Passage to read:
==============================
In Google File System, computer hot spot files sequentially.?

terabaaphoonmein · Jan 8, 2022

hotspot-: region of computer program where a high proportion of executed instructions occur

Lazy space allocation-:https://stackoverflow.com/questions/18109582/what-is-lazy-space-allocation-in-google-file-system

With lazy space allocation, the physical allocation of space is delayed as long as possible, until data at the size of the chunk size (in GFS's case, 64 MB according the 2003 paper) is accumulated.
Large chunk size in GFS-:
=>A large chunk size, even with lazy space allocation has its disadvantages.
=> A small file consists of a small number of chunks, perhaps just one.
=> The chunkservers storing those chunks may become hot spots if many clients are accessing the same file.
=> In practice hotspots haven't been a major issue because our applications mostly read large multi chunk files sequentially.
I don't understand how hotspots are no issue when we read large multi chunk files sequentially. They say hotspots are issue if clients are accessing same small file(file of just 1 chunk).

I will represent scenario where small file=small no. of chunks is being accesed by multiple clients.

http://imgur.com/a/B2F4VLh

it makes sense why chunkservers will be hotspot in this case as they will be active if they are being accessed by multiple clients.
but it absolutely doesn't make sense when the research paper say " In practice hotspots haven't been a major issue because our applications mostly read large multi chunk files sequentially." What's the difference. If I imagine a scenario like above, here file is made up of multiple chunks and rest is same, what difference is made here?
==============================
Material shown:
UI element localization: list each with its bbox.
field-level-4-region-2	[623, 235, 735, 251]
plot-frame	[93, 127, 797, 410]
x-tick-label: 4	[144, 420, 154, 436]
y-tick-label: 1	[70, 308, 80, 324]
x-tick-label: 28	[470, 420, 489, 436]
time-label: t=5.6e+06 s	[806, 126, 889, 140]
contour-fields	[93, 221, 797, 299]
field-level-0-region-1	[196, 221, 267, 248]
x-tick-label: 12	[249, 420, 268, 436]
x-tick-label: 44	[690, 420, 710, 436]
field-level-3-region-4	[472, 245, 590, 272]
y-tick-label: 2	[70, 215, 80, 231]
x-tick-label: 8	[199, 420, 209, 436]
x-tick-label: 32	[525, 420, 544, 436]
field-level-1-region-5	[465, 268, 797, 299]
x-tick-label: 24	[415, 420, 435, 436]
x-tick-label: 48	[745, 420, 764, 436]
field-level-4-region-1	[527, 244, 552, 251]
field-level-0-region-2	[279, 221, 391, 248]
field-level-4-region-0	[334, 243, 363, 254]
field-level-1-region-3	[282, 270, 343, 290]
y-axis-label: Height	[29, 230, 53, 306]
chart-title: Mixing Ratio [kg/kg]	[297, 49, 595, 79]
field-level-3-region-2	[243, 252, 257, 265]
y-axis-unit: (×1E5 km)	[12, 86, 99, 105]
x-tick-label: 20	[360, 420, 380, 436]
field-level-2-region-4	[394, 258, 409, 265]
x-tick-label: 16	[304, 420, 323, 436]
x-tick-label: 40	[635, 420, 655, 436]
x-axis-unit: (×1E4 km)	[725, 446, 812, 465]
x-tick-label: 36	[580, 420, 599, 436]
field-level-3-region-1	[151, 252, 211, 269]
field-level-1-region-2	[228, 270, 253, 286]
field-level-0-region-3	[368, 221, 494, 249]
==============================
Prompt: Can you retype the stretch of the Google File System hotspot post above that begins at "With lazy space allocation, the" and stops after "perhaps just one."?

Problem solution:
With lazy space allocation, the physical allocation of space is delayed as long as possible, until data at the size of the chunk size (in GFS's case, 64 MB according the 2003 paper) is accumulated.
Large chunk size in GFS-:
=>A large chunk size, even with lazy space allocation has its disadvantages.
=> A small file consists of a small number of chunks, perhaps just one.